=== Short task ===
Extract every line that contains the string "Center".

=== Exercise material ===
↓
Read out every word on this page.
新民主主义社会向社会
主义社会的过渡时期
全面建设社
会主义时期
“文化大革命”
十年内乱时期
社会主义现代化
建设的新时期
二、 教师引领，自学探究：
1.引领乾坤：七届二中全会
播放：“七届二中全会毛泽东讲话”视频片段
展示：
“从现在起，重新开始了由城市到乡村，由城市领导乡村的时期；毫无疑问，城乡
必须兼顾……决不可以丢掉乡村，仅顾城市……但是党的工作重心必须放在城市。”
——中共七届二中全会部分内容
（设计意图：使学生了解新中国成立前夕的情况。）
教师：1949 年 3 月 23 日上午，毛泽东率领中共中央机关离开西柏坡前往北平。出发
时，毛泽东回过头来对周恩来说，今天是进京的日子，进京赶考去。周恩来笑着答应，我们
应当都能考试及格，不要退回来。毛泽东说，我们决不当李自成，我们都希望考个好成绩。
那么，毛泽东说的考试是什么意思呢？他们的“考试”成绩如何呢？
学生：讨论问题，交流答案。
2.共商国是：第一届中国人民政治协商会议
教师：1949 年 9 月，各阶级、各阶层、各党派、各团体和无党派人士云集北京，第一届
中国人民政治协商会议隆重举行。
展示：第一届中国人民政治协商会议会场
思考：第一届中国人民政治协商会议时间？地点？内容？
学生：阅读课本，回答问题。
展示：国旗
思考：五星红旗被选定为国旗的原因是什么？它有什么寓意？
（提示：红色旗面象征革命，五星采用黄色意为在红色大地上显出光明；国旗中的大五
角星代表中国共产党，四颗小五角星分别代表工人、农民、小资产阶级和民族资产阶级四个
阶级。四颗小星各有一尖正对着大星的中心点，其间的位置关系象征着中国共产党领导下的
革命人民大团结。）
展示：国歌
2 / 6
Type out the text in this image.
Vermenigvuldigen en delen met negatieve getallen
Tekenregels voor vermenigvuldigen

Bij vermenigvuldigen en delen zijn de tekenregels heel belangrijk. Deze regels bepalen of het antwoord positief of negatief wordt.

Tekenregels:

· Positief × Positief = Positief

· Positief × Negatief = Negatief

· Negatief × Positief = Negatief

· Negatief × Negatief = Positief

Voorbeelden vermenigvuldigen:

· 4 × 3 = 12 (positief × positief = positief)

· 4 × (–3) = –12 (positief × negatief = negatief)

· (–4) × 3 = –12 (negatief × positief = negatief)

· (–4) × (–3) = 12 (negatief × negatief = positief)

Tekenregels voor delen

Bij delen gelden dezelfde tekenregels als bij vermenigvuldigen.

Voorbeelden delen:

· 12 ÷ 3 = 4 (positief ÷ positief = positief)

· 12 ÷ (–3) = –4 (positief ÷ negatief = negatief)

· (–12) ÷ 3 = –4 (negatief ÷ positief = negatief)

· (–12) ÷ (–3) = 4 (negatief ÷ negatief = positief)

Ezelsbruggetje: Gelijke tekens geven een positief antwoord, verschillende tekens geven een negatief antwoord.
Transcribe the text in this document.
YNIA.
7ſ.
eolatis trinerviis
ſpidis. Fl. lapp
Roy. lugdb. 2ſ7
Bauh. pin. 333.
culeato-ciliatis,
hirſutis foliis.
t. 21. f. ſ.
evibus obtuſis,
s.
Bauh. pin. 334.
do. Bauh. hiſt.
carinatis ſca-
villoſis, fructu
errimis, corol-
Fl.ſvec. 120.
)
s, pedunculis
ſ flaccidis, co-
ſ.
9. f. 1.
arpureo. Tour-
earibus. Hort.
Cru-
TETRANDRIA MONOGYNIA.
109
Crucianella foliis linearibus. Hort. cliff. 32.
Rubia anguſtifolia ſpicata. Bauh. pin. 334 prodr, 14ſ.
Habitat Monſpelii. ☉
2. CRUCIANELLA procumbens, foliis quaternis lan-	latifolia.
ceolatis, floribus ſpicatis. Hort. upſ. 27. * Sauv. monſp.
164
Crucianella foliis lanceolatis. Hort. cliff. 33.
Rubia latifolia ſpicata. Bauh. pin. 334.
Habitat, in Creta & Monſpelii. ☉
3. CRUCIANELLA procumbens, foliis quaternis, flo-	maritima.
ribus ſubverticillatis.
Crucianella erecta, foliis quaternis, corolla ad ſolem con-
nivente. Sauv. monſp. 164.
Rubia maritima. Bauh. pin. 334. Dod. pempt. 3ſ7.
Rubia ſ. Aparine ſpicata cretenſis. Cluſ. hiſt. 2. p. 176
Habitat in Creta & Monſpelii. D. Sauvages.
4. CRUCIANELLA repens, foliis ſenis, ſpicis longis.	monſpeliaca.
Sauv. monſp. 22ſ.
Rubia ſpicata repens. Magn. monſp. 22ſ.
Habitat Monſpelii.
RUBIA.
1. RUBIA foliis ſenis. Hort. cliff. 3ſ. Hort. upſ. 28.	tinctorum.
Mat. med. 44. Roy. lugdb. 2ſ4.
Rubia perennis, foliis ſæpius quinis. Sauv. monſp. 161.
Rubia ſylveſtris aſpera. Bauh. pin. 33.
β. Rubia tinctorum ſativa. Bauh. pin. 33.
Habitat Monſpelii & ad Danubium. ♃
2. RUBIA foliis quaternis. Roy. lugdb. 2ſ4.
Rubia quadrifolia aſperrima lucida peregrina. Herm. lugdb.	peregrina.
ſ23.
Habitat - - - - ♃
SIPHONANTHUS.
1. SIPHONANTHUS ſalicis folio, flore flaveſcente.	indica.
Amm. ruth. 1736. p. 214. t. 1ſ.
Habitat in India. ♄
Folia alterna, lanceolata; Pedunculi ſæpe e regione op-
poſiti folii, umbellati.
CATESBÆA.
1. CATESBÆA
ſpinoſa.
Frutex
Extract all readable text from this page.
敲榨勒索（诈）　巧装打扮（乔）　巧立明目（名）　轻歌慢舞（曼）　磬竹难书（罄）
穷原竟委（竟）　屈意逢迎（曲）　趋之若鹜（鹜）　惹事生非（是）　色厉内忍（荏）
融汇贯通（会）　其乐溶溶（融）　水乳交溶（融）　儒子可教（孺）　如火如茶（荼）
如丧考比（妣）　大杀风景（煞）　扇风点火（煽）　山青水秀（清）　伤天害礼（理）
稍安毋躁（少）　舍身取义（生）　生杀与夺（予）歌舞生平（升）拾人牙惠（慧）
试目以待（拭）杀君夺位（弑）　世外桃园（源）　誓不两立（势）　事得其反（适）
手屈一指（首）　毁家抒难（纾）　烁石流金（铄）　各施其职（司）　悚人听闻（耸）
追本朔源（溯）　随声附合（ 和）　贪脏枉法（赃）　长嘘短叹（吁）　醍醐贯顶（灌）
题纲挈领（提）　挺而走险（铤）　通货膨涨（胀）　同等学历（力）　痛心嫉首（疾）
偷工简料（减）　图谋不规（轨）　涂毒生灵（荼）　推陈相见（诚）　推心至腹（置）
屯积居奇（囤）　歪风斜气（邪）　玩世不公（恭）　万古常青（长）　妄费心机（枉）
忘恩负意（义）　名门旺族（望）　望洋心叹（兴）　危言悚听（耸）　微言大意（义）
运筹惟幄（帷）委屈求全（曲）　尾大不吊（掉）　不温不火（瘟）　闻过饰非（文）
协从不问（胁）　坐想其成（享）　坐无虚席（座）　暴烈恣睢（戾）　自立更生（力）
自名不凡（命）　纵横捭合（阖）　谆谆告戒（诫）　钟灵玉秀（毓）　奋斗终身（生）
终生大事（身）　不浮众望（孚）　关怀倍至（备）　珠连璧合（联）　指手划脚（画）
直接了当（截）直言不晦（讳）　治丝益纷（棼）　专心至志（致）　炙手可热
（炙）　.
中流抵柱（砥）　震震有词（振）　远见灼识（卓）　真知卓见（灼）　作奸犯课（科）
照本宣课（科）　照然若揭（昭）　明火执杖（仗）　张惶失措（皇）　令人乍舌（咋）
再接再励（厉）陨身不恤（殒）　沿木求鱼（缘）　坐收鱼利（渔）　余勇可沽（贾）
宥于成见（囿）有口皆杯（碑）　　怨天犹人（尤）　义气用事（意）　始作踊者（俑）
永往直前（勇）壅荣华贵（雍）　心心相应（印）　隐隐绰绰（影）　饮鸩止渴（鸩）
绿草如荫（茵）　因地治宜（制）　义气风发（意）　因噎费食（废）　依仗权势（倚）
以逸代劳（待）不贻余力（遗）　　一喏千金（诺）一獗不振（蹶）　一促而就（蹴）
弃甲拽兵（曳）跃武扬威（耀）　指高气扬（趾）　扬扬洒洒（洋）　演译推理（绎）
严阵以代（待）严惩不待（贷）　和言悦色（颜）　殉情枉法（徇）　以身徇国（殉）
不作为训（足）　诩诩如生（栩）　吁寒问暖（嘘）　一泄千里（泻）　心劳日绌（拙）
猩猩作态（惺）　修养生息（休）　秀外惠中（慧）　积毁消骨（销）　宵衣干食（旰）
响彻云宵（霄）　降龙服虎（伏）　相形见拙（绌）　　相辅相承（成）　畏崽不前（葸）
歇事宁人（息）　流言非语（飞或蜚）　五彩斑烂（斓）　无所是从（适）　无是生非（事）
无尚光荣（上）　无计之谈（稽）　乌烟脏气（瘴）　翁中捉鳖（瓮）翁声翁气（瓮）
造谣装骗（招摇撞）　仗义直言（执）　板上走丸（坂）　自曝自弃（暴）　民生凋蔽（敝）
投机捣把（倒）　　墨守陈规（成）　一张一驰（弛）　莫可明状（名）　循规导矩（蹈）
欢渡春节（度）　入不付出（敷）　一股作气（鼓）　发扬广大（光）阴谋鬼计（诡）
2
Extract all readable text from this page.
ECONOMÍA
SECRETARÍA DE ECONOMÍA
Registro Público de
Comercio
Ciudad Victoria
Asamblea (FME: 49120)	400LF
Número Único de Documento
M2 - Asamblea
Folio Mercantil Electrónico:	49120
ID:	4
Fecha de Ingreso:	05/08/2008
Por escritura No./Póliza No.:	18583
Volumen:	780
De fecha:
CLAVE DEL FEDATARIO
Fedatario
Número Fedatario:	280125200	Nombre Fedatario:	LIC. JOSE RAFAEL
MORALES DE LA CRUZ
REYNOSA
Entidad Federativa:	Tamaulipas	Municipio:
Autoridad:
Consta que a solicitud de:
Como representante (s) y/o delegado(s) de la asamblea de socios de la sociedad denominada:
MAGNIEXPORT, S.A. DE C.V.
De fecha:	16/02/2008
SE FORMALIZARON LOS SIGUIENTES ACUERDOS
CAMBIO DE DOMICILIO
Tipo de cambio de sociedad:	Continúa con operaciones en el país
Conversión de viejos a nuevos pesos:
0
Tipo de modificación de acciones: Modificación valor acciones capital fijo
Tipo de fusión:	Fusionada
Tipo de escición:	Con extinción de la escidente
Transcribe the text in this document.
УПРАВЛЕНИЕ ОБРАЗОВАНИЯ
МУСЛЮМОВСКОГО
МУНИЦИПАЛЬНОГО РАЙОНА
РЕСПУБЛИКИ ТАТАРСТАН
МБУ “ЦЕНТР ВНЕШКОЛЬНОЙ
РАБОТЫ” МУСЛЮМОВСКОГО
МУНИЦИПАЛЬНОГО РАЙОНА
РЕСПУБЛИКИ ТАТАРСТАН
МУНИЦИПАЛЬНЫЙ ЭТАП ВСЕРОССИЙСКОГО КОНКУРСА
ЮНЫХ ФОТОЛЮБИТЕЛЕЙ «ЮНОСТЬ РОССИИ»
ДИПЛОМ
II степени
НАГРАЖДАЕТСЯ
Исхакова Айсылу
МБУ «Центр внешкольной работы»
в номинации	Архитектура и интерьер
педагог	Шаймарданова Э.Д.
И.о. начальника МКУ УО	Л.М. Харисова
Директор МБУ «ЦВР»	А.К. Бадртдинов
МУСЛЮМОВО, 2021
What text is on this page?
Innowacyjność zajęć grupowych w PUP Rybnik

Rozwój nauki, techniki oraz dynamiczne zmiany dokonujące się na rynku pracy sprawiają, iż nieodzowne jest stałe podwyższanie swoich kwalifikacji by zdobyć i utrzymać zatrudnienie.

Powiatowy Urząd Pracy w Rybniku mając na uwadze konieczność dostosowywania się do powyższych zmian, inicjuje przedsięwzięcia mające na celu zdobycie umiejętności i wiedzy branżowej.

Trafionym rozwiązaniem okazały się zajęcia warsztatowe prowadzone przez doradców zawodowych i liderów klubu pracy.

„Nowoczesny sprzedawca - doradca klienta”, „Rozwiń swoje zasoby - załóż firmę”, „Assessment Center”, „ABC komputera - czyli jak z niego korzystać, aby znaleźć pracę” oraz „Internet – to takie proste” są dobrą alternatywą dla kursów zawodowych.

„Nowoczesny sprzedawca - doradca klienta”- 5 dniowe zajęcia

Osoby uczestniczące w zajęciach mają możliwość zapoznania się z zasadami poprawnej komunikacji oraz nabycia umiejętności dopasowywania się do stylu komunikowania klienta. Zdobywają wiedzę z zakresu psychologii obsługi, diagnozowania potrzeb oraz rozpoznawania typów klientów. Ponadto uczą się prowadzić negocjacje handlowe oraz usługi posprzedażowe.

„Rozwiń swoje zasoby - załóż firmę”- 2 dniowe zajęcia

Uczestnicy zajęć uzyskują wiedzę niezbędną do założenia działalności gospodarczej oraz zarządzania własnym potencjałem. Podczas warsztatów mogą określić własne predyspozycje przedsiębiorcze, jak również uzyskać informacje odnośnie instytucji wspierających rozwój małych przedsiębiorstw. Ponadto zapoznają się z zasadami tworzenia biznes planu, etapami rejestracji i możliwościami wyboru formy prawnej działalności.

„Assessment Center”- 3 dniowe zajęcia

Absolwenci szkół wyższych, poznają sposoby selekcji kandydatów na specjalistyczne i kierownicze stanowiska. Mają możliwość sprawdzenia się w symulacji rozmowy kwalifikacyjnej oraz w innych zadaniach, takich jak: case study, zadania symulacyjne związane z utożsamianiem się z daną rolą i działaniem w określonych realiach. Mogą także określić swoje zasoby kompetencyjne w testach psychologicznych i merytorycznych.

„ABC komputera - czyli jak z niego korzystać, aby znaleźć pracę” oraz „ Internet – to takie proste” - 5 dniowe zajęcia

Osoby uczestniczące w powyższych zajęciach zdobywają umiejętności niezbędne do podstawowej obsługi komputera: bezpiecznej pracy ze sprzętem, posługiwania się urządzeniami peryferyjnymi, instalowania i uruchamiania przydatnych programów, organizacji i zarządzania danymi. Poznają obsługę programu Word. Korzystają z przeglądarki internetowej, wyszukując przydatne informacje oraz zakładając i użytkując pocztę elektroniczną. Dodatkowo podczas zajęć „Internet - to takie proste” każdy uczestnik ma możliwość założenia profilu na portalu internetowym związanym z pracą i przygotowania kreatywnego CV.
↑
=== Solution ===
„Nowoczesny sprzedawca - doradca klienta”, „Rozwiń swoje zasoby - załóż firmę”, „Assessment Center”, „ABC komputera - czyli jak z niego korzystać, aby znaleźć pracę” oraz „Internet – to takie proste” są dobrą alternatywą dla kursów zawodowych.
„Assessment Center”- 3 dniowe zajęcia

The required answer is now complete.